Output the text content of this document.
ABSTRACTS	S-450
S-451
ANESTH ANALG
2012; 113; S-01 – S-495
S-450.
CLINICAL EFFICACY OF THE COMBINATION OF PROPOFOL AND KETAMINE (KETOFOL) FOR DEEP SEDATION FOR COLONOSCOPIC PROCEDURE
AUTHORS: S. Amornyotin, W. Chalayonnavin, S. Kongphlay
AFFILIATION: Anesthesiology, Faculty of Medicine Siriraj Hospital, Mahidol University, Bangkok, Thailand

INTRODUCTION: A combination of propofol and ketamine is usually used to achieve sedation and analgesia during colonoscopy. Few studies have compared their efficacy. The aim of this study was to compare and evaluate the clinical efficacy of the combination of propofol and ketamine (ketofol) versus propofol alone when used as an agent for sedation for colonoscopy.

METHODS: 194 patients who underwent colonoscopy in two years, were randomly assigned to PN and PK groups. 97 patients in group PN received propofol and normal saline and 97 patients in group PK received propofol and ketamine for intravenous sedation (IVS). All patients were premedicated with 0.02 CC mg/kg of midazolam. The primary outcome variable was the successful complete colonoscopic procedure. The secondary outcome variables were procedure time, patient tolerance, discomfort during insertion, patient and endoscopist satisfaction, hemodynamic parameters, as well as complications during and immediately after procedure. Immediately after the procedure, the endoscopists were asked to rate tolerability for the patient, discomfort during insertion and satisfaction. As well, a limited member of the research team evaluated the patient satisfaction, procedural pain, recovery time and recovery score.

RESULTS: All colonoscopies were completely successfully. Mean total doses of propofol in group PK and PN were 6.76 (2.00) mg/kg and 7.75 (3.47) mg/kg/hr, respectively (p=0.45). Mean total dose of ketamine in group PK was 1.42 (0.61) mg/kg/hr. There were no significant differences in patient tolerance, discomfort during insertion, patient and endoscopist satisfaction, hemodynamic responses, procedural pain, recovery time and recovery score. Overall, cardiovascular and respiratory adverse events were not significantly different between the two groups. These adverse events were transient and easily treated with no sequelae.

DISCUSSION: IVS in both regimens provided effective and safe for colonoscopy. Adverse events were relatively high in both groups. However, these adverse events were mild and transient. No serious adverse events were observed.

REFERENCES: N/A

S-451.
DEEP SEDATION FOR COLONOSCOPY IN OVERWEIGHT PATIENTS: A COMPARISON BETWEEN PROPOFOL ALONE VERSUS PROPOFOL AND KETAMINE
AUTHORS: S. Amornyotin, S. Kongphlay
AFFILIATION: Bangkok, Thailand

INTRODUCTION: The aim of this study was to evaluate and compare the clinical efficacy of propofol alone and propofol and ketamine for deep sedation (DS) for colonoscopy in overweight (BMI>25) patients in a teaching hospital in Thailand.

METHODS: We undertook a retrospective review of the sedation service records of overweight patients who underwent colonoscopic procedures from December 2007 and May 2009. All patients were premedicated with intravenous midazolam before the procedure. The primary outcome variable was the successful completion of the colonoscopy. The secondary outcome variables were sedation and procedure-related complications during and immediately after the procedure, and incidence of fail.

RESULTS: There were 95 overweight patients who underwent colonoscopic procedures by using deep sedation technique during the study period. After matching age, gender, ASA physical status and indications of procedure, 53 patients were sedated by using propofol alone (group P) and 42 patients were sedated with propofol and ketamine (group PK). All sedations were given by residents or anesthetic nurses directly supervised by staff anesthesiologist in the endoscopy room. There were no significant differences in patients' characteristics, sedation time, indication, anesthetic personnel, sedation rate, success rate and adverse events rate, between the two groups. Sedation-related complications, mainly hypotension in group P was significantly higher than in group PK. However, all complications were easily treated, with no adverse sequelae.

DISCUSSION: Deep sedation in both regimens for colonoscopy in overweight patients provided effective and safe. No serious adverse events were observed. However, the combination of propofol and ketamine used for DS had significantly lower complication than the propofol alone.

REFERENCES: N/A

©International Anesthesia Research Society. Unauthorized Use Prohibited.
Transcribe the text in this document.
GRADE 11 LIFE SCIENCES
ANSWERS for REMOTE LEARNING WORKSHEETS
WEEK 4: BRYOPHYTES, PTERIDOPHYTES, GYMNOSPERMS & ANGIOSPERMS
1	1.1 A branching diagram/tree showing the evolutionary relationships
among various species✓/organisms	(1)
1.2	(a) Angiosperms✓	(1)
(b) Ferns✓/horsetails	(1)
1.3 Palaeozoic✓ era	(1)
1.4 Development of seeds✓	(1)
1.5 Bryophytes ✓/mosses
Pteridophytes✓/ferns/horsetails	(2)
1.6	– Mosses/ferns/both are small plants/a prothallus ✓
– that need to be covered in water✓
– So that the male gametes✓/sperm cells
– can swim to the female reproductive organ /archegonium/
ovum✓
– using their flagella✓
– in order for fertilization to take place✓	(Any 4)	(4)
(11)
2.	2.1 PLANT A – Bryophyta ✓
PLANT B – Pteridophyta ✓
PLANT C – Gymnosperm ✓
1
=-=-=-=-=
- _REQUIRED ACTION_: Return every entry verbatim.

- _ANSWER AREA_:
Output the text content of this document.
ABSTRACTS	S-450
S-451
ANESTH ANALG
2012; 113; S-01 – S-495
S-450.
CLINICAL EFFICACY OF THE COMBINATION OF PROPOFOL AND KETAMINE (KETOFOL) FOR DEEP SEDATION FOR COLONOSCOPIC PROCEDURE
AUTHORS: S. Amornyotin, W. Chalayonnavin, S. Kongphlay
AFFILIATION: Anesthesiology, Faculty of Medicine Siriraj Hospital, Mahidol University, Bangkok, Thailand

INTRODUCTION: A combination of propofol and ketamine is usually used to achieve sedation and analgesia during colonoscopy. Few studies have compared their efficacy. The aim of this study was to compare and evaluate the clinical efficacy of the combination of propofol and ketamine (ketofol) versus propofol alone when used as an agent for sedation for colonoscopy.

METHODS: 194 patients who underwent colonoscopy in two years, were randomly assigned to PN and PK groups. 97 patients in group PN received propofol and normal saline and 97 patients in group PK received propofol and ketamine for intravenous sedation (IVS). All patients were premedicated with 0.02 CC mg/kg of midazolam. The primary outcome variable was the successful complete colonoscopic procedure. The secondary outcome variables were procedure time, patient tolerance, discomfort during insertion, patient and endoscopist satisfaction, hemodynamic parameters, as well as complications during and immediately after procedure. Immediately after the procedure, the endoscopists were asked to rate tolerability for the patient, discomfort during insertion and satisfaction. As well, a limited member of the research team evaluated the patient satisfaction, procedural pain, recovery time and recovery score.

RESULTS: All colonoscopies were completely successfully. Mean total doses of propofol in group PK and PN were 6.76 (2.00) mg/kg and 7.75 (3.47) mg/kg/hr, respectively (p=0.45). Mean total dose of ketamine in group PK was 1.42 (0.61) mg/kg/hr. There were no significant differences in patient tolerance, discomfort during insertion, patient and endoscopist satisfaction, hemodynamic responses, procedural pain, recovery time and recovery score. Overall, cardiovascular and respiratory adverse events were not significantly different between the two groups. These adverse events were transient and easily treated with no sequelae.

DISCUSSION: IVS in both regimens provided effective and safe for colonoscopy. Adverse events were relatively high in both groups. However, these adverse events were mild and transient. No serious adverse events were observed.

REFERENCES: N/A

S-451.
DEEP SEDATION FOR COLONOSCOPY IN OVERWEIGHT PATIENTS: A COMPARISON BETWEEN PROPOFOL ALONE VERSUS PROPOFOL AND KETAMINE
AUTHORS: S. Amornyotin, S. Kongphlay
AFFILIATION: Bangkok, Thailand

INTRODUCTION: The aim of this study was to evaluate and compare the clinical efficacy of propofol alone and propofol and ketamine for deep sedation (DS) for colonoscopy in overweight (BMI>25) patients in a teaching hospital in Thailand.

METHODS: We undertook a retrospective review of the sedation service records of overweight patients who underwent colonoscopic procedures from December 2007 and May 2009. All patients were premedicated with intravenous midazolam before the procedure. The primary outcome variable was the successful completion of the colonoscopy. The secondary outcome variables were sedation and procedure-related complications during and immediately after the procedure, and incidence of fail.

RESULTS: There were 95 overweight patients who underwent colonoscopic procedures by using deep sedation technique during the study period. After matching age, gender, ASA physical status and indications of procedure, 53 patients were sedated by using propofol alone (group P) and 42 patients were sedated with propofol and ketamine (group PK). All sedations were given by residents or anesthetic nurses directly supervised by staff anesthesiologist in the endoscopy room. There were no significant differences in patients' characteristics, sedation time, indication, anesthetic personnel, sedation rate, success rate and adverse events rate, between the two groups. Sedation-related complications, mainly hypotension in group P was significantly higher than in group PK. However, all complications were easily treated, with no adverse sequelae.

DISCUSSION: Deep sedation in both regimens for colonoscopy in overweight patients provided effective and safe. No serious adverse events were observed. However, the combination of propofol and ketamine used for DS had significantly lower complication than the propofol alone.

REFERENCES: N/A

©International Anesthesia Research Society. Unauthorized Use Prohibited.
Transcribe the text in this document.
GRADE 11 LIFE SCIENCES
ANSWERS for REMOTE LEARNING WORKSHEETS
WEEK 4: BRYOPHYTES, PTERIDOPHYTES, GYMNOSPERMS & ANGIOSPERMS
1	1.1 A branching diagram/tree showing the evolutionary relationships
among various species✓/organisms	(1)
1.2	(a) Angiosperms✓	(1)
(b) Ferns✓/horsetails	(1)
1.3 Palaeozoic✓ era	(1)
1.4 Development of seeds✓	(1)
1.5 Bryophytes ✓/mosses
Pteridophytes✓/ferns/horsetails	(2)
1.6	– Mosses/ferns/both are small plants/a prothallus ✓
– that need to be covered in water✓
– So that the male gametes✓/sperm cells
– can swim to the female reproductive organ /archegonium/
ovum✓
– using their flagella✓
– in order for fertilization to take place✓	(Any 4)	(4)
(11)
2.	2.1 PLANT A – Bryophyta ✓
PLANT B – Pteridophyta ✓
PLANT C – Gymnosperm ✓
1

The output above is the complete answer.